EXERCISE AIM: Reproduce the entries word for word, and omit any picture you find in them.

───── EXTRACTED MATERIAL ─────

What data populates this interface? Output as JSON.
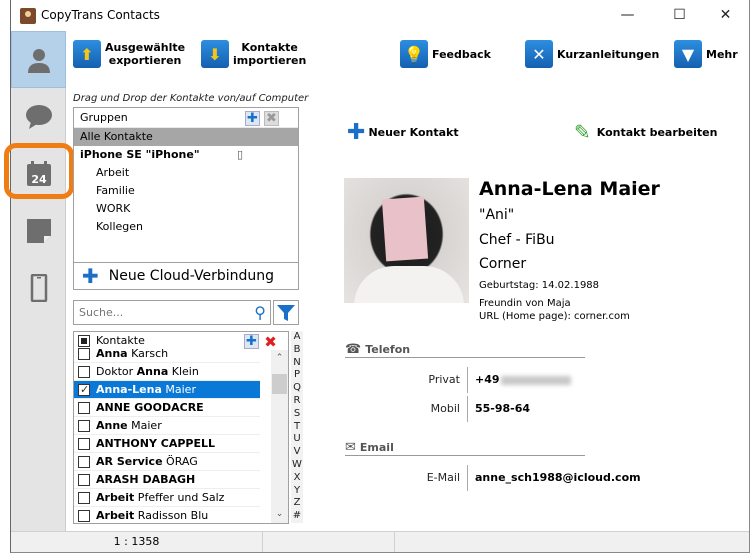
{
  "window": {
    "title": "CopyTrans Contacts",
    "controls": {
      "minimize": "—",
      "maximize": "☐",
      "close": "✕"
    }
  },
  "sidebar": {
    "items": [
      {
        "name": "contacts",
        "icon": "person-icon",
        "active": true
      },
      {
        "name": "messages",
        "icon": "speech-bubble-icon",
        "active": false
      },
      {
        "name": "calendar",
        "icon": "calendar-icon",
        "label": "24",
        "active": false,
        "highlighted": true
      },
      {
        "name": "notes",
        "icon": "note-icon",
        "active": false
      },
      {
        "name": "device",
        "icon": "phone-icon",
        "active": false
      }
    ]
  },
  "toolbar": {
    "export_line1": "Ausgewählte",
    "export_line2": "exportieren",
    "import_line1": "Kontakte",
    "import_line2": "importieren",
    "feedback": "Feedback",
    "guides": "Kurzanleitungen",
    "more": "Mehr"
  },
  "groups_panel": {
    "hint": "Drag und Drop der Kontakte von/auf Computer",
    "header": "Gruppen",
    "all_contacts": "Alle Kontakte",
    "device_name": "iPhone SE \"iPhone\"",
    "groups": [
      "Arbeit",
      "Familie",
      "WORK",
      "Kollegen"
    ],
    "new_cloud": "Neue Cloud-Verbindung"
  },
  "search": {
    "placeholder": "Suche..."
  },
  "contacts_list": {
    "header": "Kontakte",
    "rows": [
      {
        "bold": "Anna",
        "rest": " Karsch",
        "checked": false,
        "selected": false
      },
      {
        "pre": "Doktor ",
        "bold": "Anna",
        "rest": " Klein",
        "checked": false,
        "selected": false
      },
      {
        "bold": "Anna-Lena",
        "rest": " Maier",
        "checked": true,
        "selected": true
      },
      {
        "bold": "ANNE GOODACRE",
        "rest": "",
        "checked": false,
        "selected": false
      },
      {
        "bold": "Anne",
        "rest": " Maier",
        "checked": false,
        "selected": false
      },
      {
        "bold": "ANTHONY CAPPELL",
        "rest": "",
        "checked": false,
        "selected": false
      },
      {
        "bold": "AR Service",
        "rest": " ÖRAG",
        "checked": false,
        "selected": false
      },
      {
        "bold": "ARASH DABAGH",
        "rest": "",
        "checked": false,
        "selected": false
      },
      {
        "bold": "Arbeit",
        "rest": " Pfeffer und Salz",
        "checked": false,
        "selected": false
      },
      {
        "bold": "Arbeit",
        "rest": " Radisson Blu",
        "checked": false,
        "selected": false
      }
    ],
    "alphabet": [
      "A",
      "B",
      "N",
      "P",
      "Q",
      "R",
      "S",
      "T",
      "U",
      "V",
      "W",
      "X",
      "Y",
      "Z",
      "#"
    ]
  },
  "status": {
    "count": "1 : 1358"
  },
  "actions": {
    "new_contact": "Neuer Kontakt",
    "edit_contact": "Kontakt bearbeiten"
  },
  "contact": {
    "name": "Anna-Lena Maier",
    "nickname": "\"Ani\"",
    "title": "Chef - FiBu",
    "company": "Corner",
    "birthday": "Geburtstag: 14.02.1988",
    "note": "Freundin von Maja",
    "url": "URL (Home page): corner.com",
    "phone_section": "Telefon",
    "phones": [
      {
        "label": "Privat",
        "value": "+49",
        "blurred": true
      },
      {
        "label": "Mobil",
        "value": "55-98-64",
        "blurred": false
      }
    ],
    "email_section": "Email",
    "emails": [
      {
        "label": "E-Mail",
        "value": "anne_sch1988@icloud.com"
      }
    ]
  },
  "colors": {
    "accent": "#0a78d7",
    "highlight": "#f07d14",
    "sidebar_active": "#b5d1ea",
    "group_selected": "#a6a6a6"
  }
}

─────

SOLUTION FOR THIS EXERCISE:
What data populates this interface? Output as JSON.
{
  "window": {
    "title": "CopyTrans Contacts",
    "controls": {
      "minimize": "—",
      "maximize": "☐",
      "close": "✕"
    }
  },
  "sidebar": {
    "items": [
      {
        "name": "contacts",
        "icon": "person-icon",
        "active": true
      },
      {
        "name": "messages",
        "icon": "speech-bubble-icon",
        "active": false
      },
      {
        "name": "calendar",
        "icon": "calendar-icon",
        "label": "24",
        "active": false,
        "highlighted": true
      },
      {
        "name": "notes",
        "icon": "note-icon",
        "active": false
      },
      {
        "name": "device",
        "icon": "phone-icon",
        "active": false
      }
    ]
  },
  "toolbar": {
    "export_line1": "Ausgewählte",
    "export_line2": "exportieren",
    "import_line1": "Kontakte",
    "import_line2": "importieren",
    "feedback": "Feedback",
    "guides": "Kurzanleitungen",
    "more": "Mehr"
  },
  "groups_panel": {
    "hint": "Drag und Drop der Kontakte von/auf Computer",
    "header": "Gruppen",
    "all_contacts": "Alle Kontakte",
    "device_name": "iPhone SE \"iPhone\"",
    "groups": [
      "Arbeit",
      "Familie",
      "WORK",
      "Kollegen"
    ],
    "new_cloud": "Neue Cloud-Verbindung"
  },
  "search": {
    "placeholder": "Suche..."
  },
  "contacts_list": {
    "header": "Kontakte",
    "rows": [
      {
        "bold": "Anna",
        "rest": " Karsch",
        "checked": false,
        "selected": false
      },
      {
        "pre": "Doktor ",
        "bold": "Anna",
        "rest": " Klein",
        "checked": false,
        "selected": false
      },
      {
        "bold": "Anna-Lena",
        "rest": " Maier",
        "checked": true,
        "selected": true
      },
      {
        "bold": "ANNE GOODACRE",
        "rest": "",
        "checked": false,
        "selected": false
      },
      {
        "bold": "Anne",
        "rest": " Maier",
        "checked": false,
        "selected": false
      },
      {
        "bold": "ANTHONY CAPPELL",
        "rest": "",
        "checked": false,
        "selected": false
      },
      {
        "bold": "AR Service",
        "rest": " ÖRAG",
        "checked": false,
        "selected": false
      },
      {
        "bold": "ARASH DABAGH",
        "rest": "",
        "checked": false,
        "selected": false
      },
      {
        "bold": "Arbeit",
        "rest": " Pfeffer und Salz",
        "checked": false,
        "selected": false
      },
      {
        "bold": "Arbeit",
        "rest": " Radisson Blu",
        "checked": false,
        "selected": false
      }
    ],
    "alphabet": [
      "A",
      "B",
      "N",
      "P",
      "Q",
      "R",
      "S",
      "T",
      "U",
      "V",
      "W",
      "X",
      "Y",
      "Z",
      "#"
    ]
  },
  "status": {
    "count": "1 : 1358"
  },
  "actions": {
    "new_contact": "Neuer Kontakt",
    "edit_contact": "Kontakt bearbeiten"
  },
  "contact": {
    "name": "Anna-Lena Maier",
    "nickname": "\"Ani\"",
    "title": "Chef - FiBu",
    "company": "Corner",
    "birthday": "Geburtstag: 14.02.1988",
    "note": "Freundin von Maja",
    "url": "URL (Home page): corner.com",
    "phone_section": "Telefon",
    "phones": [
      {
        "label": "Privat",
        "value": "+49",
        "blurred": true
      },
      {
        "label": "Mobil",
        "value": "55-98-64",
        "blurred": false
      }
    ],
    "email_section": "Email",
    "emails": [
      {
        "label": "E-Mail",
        "value": "anne_sch1988@icloud.com"
      }
    ]
  },
  "colors": {
    "accent": "#0a78d7",
    "highlight": "#f07d14",
    "sidebar_active": "#b5d1ea",
    "group_selected": "#a6a6a6"
  }
}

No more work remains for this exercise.